● What is required: Pick out every line that holds the string "strDocName" and copy it.

Dataset items:
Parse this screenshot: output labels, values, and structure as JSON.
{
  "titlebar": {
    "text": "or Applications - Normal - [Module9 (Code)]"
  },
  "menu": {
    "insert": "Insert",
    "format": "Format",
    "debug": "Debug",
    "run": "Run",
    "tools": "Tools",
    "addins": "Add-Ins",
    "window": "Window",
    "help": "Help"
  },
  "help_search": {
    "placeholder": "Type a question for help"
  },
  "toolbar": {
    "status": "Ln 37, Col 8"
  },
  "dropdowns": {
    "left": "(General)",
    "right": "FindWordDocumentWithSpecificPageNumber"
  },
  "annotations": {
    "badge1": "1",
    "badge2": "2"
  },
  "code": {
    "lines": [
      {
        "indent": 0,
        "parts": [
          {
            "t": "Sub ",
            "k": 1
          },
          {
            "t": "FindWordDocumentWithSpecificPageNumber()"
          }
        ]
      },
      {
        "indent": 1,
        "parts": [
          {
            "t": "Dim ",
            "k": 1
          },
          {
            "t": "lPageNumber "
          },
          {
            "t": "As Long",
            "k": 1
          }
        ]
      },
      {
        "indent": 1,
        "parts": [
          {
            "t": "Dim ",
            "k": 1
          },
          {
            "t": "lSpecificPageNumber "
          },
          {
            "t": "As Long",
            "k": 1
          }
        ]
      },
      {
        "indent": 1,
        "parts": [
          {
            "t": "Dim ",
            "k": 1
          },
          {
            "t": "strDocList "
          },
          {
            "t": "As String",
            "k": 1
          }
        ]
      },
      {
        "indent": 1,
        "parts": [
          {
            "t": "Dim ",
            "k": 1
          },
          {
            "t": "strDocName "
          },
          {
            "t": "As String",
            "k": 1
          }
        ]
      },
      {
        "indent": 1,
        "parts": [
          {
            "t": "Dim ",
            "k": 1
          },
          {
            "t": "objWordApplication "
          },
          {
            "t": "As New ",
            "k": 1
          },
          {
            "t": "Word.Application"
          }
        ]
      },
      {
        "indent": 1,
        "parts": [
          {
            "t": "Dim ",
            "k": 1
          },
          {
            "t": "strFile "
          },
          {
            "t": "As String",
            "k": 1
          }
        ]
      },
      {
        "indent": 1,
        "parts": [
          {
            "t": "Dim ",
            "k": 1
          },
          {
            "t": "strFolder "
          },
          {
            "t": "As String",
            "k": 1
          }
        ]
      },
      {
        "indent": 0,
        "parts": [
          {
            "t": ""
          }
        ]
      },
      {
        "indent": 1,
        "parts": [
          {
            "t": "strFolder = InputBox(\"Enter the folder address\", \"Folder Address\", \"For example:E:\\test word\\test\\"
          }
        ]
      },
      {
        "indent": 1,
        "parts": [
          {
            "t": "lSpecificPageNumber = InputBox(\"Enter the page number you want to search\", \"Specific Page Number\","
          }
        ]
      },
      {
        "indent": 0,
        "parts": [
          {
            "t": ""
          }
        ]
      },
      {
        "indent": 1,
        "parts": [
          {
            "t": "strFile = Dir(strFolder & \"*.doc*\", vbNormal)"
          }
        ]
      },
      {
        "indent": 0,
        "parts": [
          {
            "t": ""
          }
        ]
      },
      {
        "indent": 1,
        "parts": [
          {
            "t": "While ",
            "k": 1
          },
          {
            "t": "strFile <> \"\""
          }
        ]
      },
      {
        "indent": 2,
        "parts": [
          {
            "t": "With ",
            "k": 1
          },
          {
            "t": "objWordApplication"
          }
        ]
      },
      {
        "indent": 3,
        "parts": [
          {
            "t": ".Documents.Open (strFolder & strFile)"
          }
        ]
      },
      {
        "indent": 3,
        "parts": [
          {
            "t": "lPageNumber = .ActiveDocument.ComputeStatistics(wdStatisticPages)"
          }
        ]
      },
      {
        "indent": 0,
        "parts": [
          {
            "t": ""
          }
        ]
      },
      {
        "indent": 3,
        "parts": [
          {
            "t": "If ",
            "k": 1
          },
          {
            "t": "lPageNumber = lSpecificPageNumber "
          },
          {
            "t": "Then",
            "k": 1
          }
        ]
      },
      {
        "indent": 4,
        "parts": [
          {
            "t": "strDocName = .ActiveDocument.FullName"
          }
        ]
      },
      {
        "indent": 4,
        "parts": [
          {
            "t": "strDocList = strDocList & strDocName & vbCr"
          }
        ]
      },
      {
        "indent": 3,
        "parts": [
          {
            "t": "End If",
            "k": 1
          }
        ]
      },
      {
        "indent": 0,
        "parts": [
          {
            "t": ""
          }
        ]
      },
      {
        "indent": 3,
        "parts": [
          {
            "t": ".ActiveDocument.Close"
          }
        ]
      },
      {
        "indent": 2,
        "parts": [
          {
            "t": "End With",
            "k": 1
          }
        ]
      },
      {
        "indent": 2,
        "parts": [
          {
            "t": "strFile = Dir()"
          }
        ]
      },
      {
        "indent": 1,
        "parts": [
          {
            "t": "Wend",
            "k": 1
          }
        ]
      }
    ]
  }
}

● Reply:
            "t": "strDocName "
            "t": "strDocName = .ActiveDocument.FullName"
            "t": "strDocList = strDocList & strDocName & vbCr"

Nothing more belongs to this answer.